§ **Set exercise**: Give the count of lines containing the string "request", with no other output.

§ **Data extract**:
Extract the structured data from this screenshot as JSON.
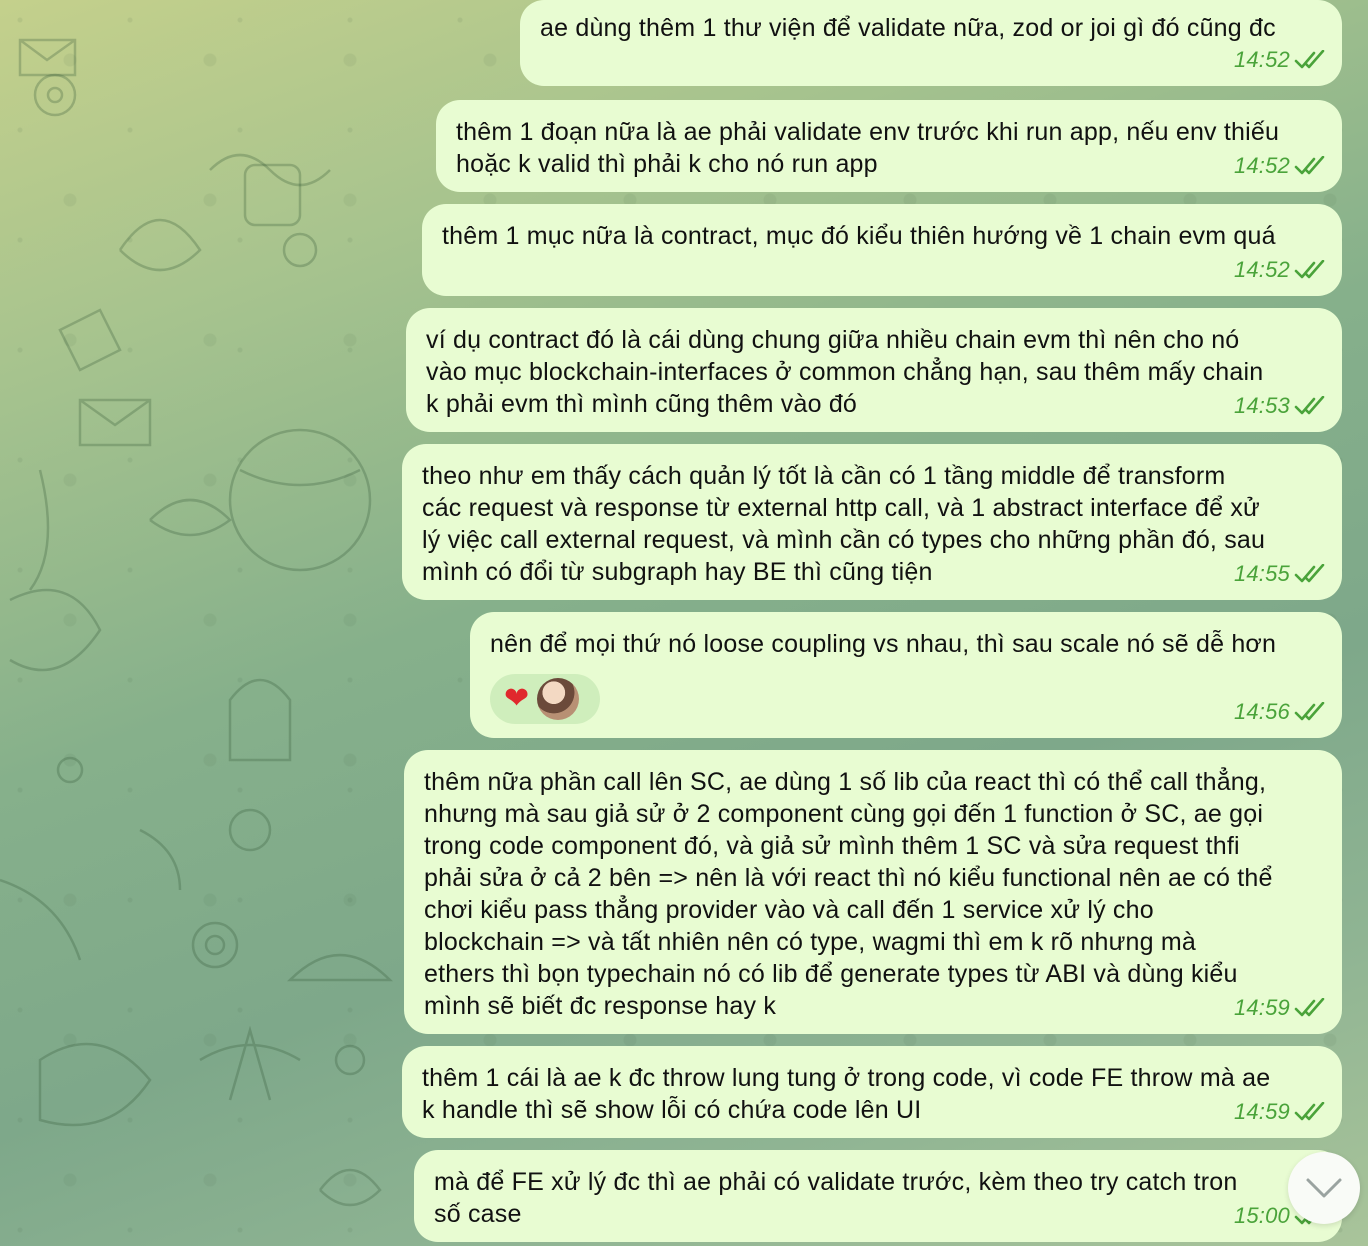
{
  "messages": [
    {
      "text": "ae dùng thêm 1 thư viện để validate nữa, zod or joi gì đó cũng đc",
      "time": "14:52"
    },
    {
      "text": "thêm 1 đoạn nữa là ae phải validate env trước khi run app, nếu env thiếu\nhoặc k valid thì phải k cho nó run app",
      "time": "14:52"
    },
    {
      "text": "thêm 1 mục nữa là contract, mục đó kiểu thiên hướng về 1 chain evm quá",
      "time": "14:52"
    },
    {
      "text": "ví dụ contract đó là cái dùng chung giữa nhiều chain evm thì nên cho nó\nvào mục blockchain-interfaces ở common chẳng hạn, sau thêm mấy chain\nk phải evm thì mình cũng thêm vào đó",
      "time": "14:53"
    },
    {
      "text": "theo như em thấy cách quản lý tốt là cần có 1 tầng middle để transform\ncác request và response từ external http call, và 1 abstract interface để xử\nlý việc call external request, và mình cần có types cho những phần đó, sau\nmình có đổi từ subgraph hay BE thì cũng tiện",
      "time": "14:55"
    },
    {
      "text": "nên để mọi thứ nó loose coupling vs nhau, thì sau scale nó sẽ dễ hơn",
      "time": "14:56",
      "reactions": {
        "emoji": "❤",
        "avatar": "reactor-avatar"
      }
    },
    {
      "text": "thêm nữa phần call lên SC, ae dùng 1 số lib của react thì có thể call thẳng,\nnhưng mà sau giả sử ở 2 component cùng gọi đến 1 function ở SC, ae gọi\ntrong code component đó, và giả sử mình thêm 1 SC và sửa request thfi\nphải sửa ở cả 2 bên => nên là với react thì nó kiểu functional nên ae có thể\nchơi kiểu pass thẳng provider vào và call đến 1 service xử lý cho\nblockchain => và tất nhiên nên có type, wagmi thì em k rõ nhưng mà\nethers thì bọn typechain nó có lib để generate types từ ABI và dùng kiểu\nmình sẽ biết đc response hay k",
      "time": "14:59"
    },
    {
      "text": "thêm 1 cái là ae k đc throw lung tung ở trong code, vì code FE throw mà ae\nk handle thì sẽ show lỗi có chứa code lên UI",
      "time": "14:59"
    },
    {
      "text": "mà để FE xử lý đc thì ae phải có validate trước, kèm theo try catch tron\nsố case",
      "time": "15:00"
    }
  ],
  "colors": {
    "bubble": "#e8fcd2",
    "meta": "#4aa33a",
    "heart": "#e0282d"
  },
  "icons": {
    "read_receipt": "double-check-icon",
    "scroll_down": "chevron-down-icon"
  }
}
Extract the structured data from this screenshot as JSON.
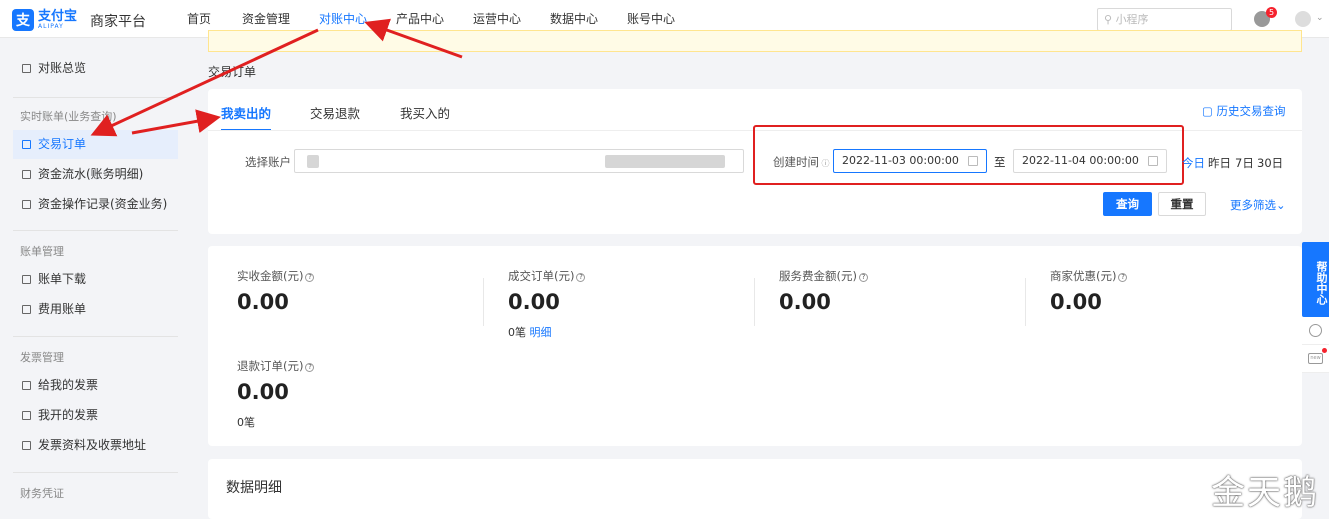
{
  "header": {
    "logo_cn": "支付宝",
    "logo_en": "ALIPAY",
    "platform": "商家平台",
    "nav": [
      {
        "label": "首页"
      },
      {
        "label": "资金管理"
      },
      {
        "label": "对账中心"
      },
      {
        "label": "产品中心"
      },
      {
        "label": "运营中心"
      },
      {
        "label": "数据中心"
      },
      {
        "label": "账号中心"
      }
    ],
    "active_nav": "对账中心",
    "search_placeholder": "小程序",
    "notification_count": "5"
  },
  "sidebar": {
    "overview": "对账总览",
    "groups": [
      {
        "title": "实时账单(业务查询)",
        "items": [
          "交易订单",
          "资金流水(账务明细)",
          "资金操作记录(资金业务)"
        ]
      },
      {
        "title": "账单管理",
        "items": [
          "账单下载",
          "费用账单"
        ]
      },
      {
        "title": "发票管理",
        "items": [
          "给我的发票",
          "我开的发票",
          "发票资料及收票地址"
        ]
      },
      {
        "title": "财务凭证",
        "items": []
      }
    ],
    "active_item": "交易订单"
  },
  "page": {
    "breadcrumb": "交易订单",
    "tabs": [
      "我卖出的",
      "交易退款",
      "我买入的"
    ],
    "active_tab": "我卖出的",
    "history_link": "历史交易查询",
    "filters": {
      "account_label": "选择账户",
      "time_label": "创建时间",
      "start_time": "2022-11-03 00:00:00",
      "to_label": "至",
      "end_time": "2022-11-04 00:00:00",
      "quick_ranges": [
        "今日",
        "昨日",
        "7日",
        "30日"
      ]
    },
    "buttons": {
      "query": "查询",
      "reset": "重置",
      "more_filters": "更多筛选"
    },
    "stats": [
      {
        "label": "实收金额(元)",
        "value": "0.00",
        "sub": ""
      },
      {
        "label": "成交订单(元)",
        "value": "0.00",
        "sub": "0笔",
        "sub_link": "明细"
      },
      {
        "label": "服务费金额(元)",
        "value": "0.00",
        "sub": ""
      },
      {
        "label": "商家优惠(元)",
        "value": "0.00",
        "sub": ""
      },
      {
        "label": "退款订单(元)",
        "value": "0.00",
        "sub": "0笔"
      }
    ],
    "detail_title": "数据明细"
  },
  "help": {
    "label": "帮助中心",
    "new_label": "new"
  },
  "watermark": "金天鹅",
  "colors": {
    "accent": "#1677ff",
    "annotation_red": "#e02020"
  }
}
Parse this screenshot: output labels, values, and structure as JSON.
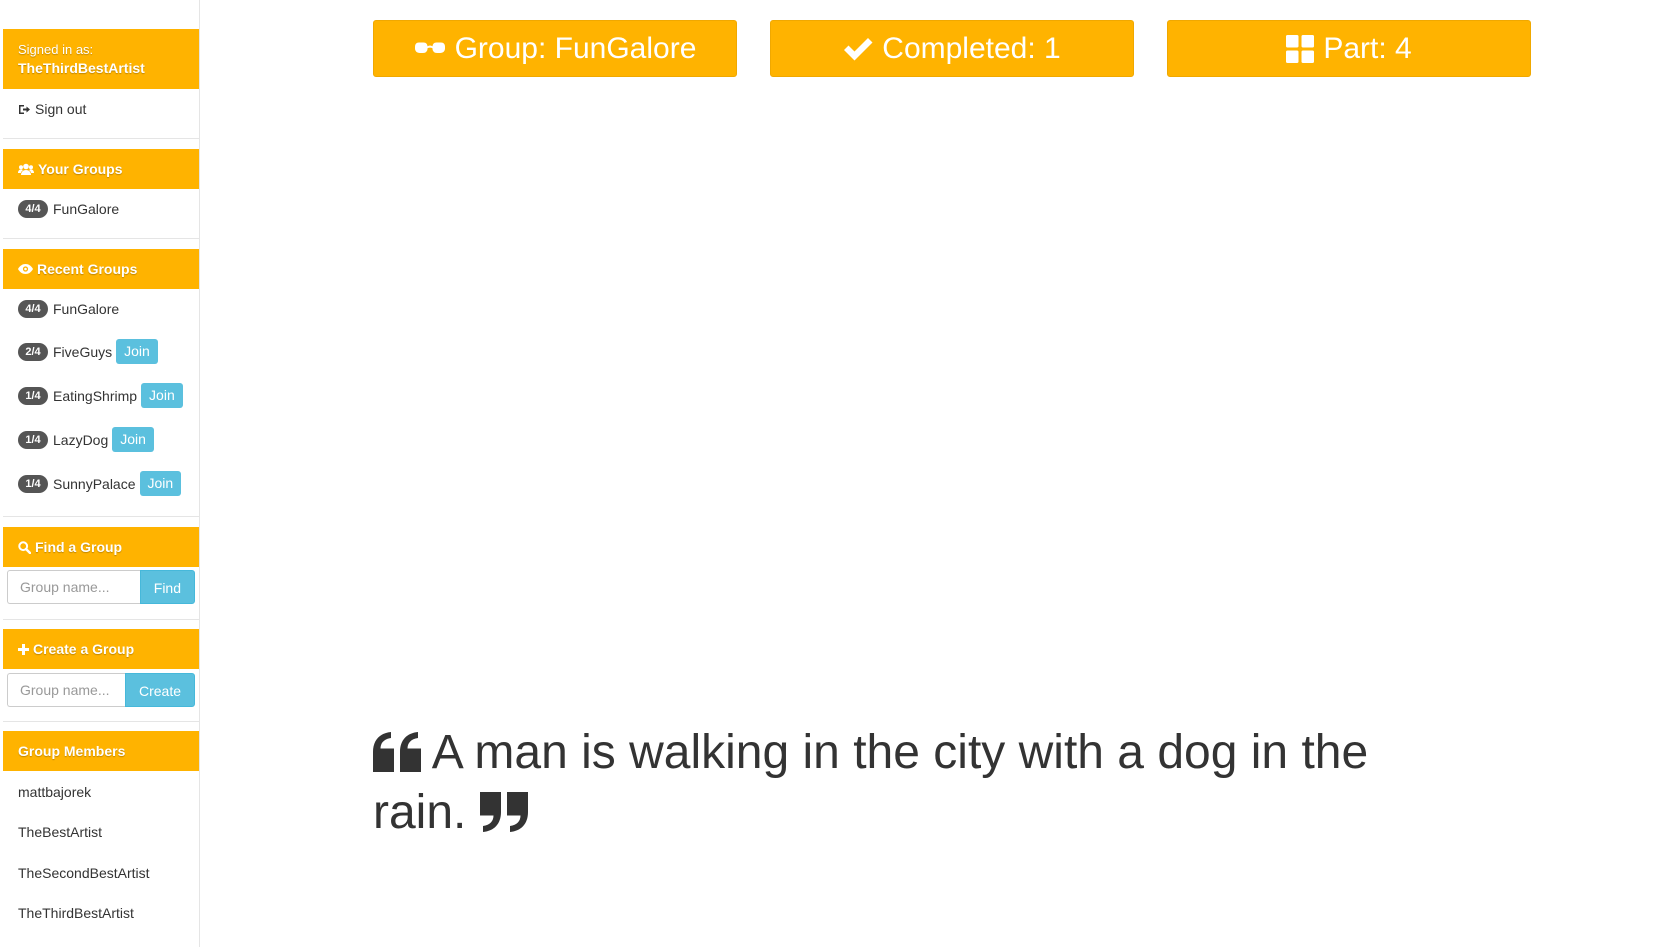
{
  "sidebar": {
    "signed_in_label": "Signed in as:",
    "username": "TheThirdBestArtist",
    "sign_out": "Sign out",
    "your_groups": {
      "title": "Your Groups",
      "items": [
        {
          "badge": "4/4",
          "name": "FunGalore"
        }
      ]
    },
    "recent_groups": {
      "title": "Recent Groups",
      "items": [
        {
          "badge": "4/4",
          "name": "FunGalore",
          "join": ""
        },
        {
          "badge": "2/4",
          "name": "FiveGuys",
          "join": "Join"
        },
        {
          "badge": "1/4",
          "name": "EatingShrimp",
          "join": "Join"
        },
        {
          "badge": "1/4",
          "name": "LazyDog",
          "join": "Join"
        },
        {
          "badge": "1/4",
          "name": "SunnyPalace",
          "join": "Join"
        }
      ]
    },
    "find_group": {
      "title": "Find a Group",
      "placeholder": "Group name...",
      "button": "Find"
    },
    "create_group": {
      "title": "Create a Group",
      "placeholder": "Group name...",
      "button": "Create"
    },
    "group_members": {
      "title": "Group Members",
      "items": [
        "mattbajorek",
        "TheBestArtist",
        "TheSecondBestArtist",
        "TheThirdBestArtist"
      ]
    }
  },
  "header": {
    "group": "Group: FunGalore",
    "completed": "Completed: 1",
    "part": "Part: 4"
  },
  "main": {
    "quote": "A man is walking in the city with a dog in the rain."
  },
  "colors": {
    "accent": "#ffb300",
    "info": "#5bc0de",
    "badge": "#555555"
  },
  "icons": {
    "sign_out": "sign-out-icon",
    "your_groups": "users-icon",
    "recent_groups": "eye-icon",
    "find_group": "search-icon",
    "create_group": "plus-icon",
    "group": "glasses-icon",
    "completed": "check-icon",
    "part": "grid-icon",
    "quote_open": "quote-left-icon",
    "quote_close": "quote-right-icon"
  }
}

§ **Result of this task**: 2